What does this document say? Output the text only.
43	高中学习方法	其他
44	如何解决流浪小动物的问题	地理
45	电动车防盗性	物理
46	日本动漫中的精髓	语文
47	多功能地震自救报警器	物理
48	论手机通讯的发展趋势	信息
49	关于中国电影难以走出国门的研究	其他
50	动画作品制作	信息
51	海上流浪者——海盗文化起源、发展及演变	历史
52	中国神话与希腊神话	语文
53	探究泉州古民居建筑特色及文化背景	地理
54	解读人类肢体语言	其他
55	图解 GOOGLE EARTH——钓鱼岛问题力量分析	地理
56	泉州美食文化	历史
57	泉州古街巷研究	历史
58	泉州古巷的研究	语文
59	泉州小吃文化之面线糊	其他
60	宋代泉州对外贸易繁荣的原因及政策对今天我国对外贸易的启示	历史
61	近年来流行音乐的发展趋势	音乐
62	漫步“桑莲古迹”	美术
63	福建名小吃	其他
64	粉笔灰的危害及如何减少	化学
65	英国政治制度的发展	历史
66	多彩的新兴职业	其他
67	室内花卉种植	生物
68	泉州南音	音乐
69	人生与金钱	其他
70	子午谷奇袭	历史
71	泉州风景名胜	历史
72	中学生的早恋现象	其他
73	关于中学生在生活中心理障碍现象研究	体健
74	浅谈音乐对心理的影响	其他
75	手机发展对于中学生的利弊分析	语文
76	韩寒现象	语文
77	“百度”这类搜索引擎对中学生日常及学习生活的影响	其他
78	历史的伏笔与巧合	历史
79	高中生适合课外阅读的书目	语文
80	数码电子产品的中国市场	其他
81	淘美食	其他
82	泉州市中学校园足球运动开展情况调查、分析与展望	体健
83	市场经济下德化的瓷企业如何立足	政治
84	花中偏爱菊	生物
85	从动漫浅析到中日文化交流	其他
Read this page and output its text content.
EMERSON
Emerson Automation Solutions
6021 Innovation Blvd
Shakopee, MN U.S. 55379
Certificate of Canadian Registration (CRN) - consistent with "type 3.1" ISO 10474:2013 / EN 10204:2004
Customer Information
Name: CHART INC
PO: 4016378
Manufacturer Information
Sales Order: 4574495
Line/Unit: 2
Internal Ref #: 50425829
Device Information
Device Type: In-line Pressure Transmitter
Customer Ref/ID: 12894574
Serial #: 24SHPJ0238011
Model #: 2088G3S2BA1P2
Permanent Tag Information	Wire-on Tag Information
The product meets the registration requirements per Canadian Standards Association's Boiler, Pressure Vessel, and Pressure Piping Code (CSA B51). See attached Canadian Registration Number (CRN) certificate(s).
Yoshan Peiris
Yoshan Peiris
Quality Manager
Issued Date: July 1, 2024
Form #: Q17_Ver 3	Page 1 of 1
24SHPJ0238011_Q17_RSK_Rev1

========================================

[Exercise brief]: Return all of the data word for word.

[Result of the task]:
What does this document say? Output the text only.
43	高中学习方法	其他
44	如何解决流浪小动物的问题	地理
45	电动车防盗性	物理
46	日本动漫中的精髓	语文
47	多功能地震自救报警器	物理
48	论手机通讯的发展趋势	信息
49	关于中国电影难以走出国门的研究	其他
50	动画作品制作	信息
51	海上流浪者——海盗文化起源、发展及演变	历史
52	中国神话与希腊神话	语文
53	探究泉州古民居建筑特色及文化背景	地理
54	解读人类肢体语言	其他
55	图解 GOOGLE EARTH——钓鱼岛问题力量分析	地理
56	泉州美食文化	历史
57	泉州古街巷研究	历史
58	泉州古巷的研究	语文
59	泉州小吃文化之面线糊	其他
60	宋代泉州对外贸易繁荣的原因及政策对今天我国对外贸易的启示	历史
61	近年来流行音乐的发展趋势	音乐
62	漫步“桑莲古迹”	美术
63	福建名小吃	其他
64	粉笔灰的危害及如何减少	化学
65	英国政治制度的发展	历史
66	多彩的新兴职业	其他
67	室内花卉种植	生物
68	泉州南音	音乐
69	人生与金钱	其他
70	子午谷奇袭	历史
71	泉州风景名胜	历史
72	中学生的早恋现象	其他
73	关于中学生在生活中心理障碍现象研究	体健
74	浅谈音乐对心理的影响	其他
75	手机发展对于中学生的利弊分析	语文
76	韩寒现象	语文
77	“百度”这类搜索引擎对中学生日常及学习生活的影响	其他
78	历史的伏笔与巧合	历史
79	高中生适合课外阅读的书目	语文
80	数码电子产品的中国市场	其他
81	淘美食	其他
82	泉州市中学校园足球运动开展情况调查、分析与展望	体健
83	市场经济下德化的瓷企业如何立足	政治
84	花中偏爱菊	生物
85	从动漫浅析到中日文化交流	其他
Read this page and output its text content.
EMERSON
Emerson Automation Solutions
6021 Innovation Blvd
Shakopee, MN U.S. 55379
Certificate of Canadian Registration (CRN) - consistent with "type 3.1" ISO 10474:2013 / EN 10204:2004
Customer Information
Name: CHART INC
PO: 4016378
Manufacturer Information
Sales Order: 4574495
Line/Unit: 2
Internal Ref #: 50425829
Device Information
Device Type: In-line Pressure Transmitter
Customer Ref/ID: 12894574
Serial #: 24SHPJ0238011
Model #: 2088G3S2BA1P2
Permanent Tag Information	Wire-on Tag Information
The product meets the registration requirements per Canadian Standards Association's Boiler, Pressure Vessel, and Pressure Piping Code (CSA B51). See attached Canadian Registration Number (CRN) certificate(s).
Yoshan Peiris
Yoshan Peiris
Quality Manager
Issued Date: July 1, 2024
Form #: Q17_Ver 3	Page 1 of 1
24SHPJ0238011_Q17_RSK_Rev1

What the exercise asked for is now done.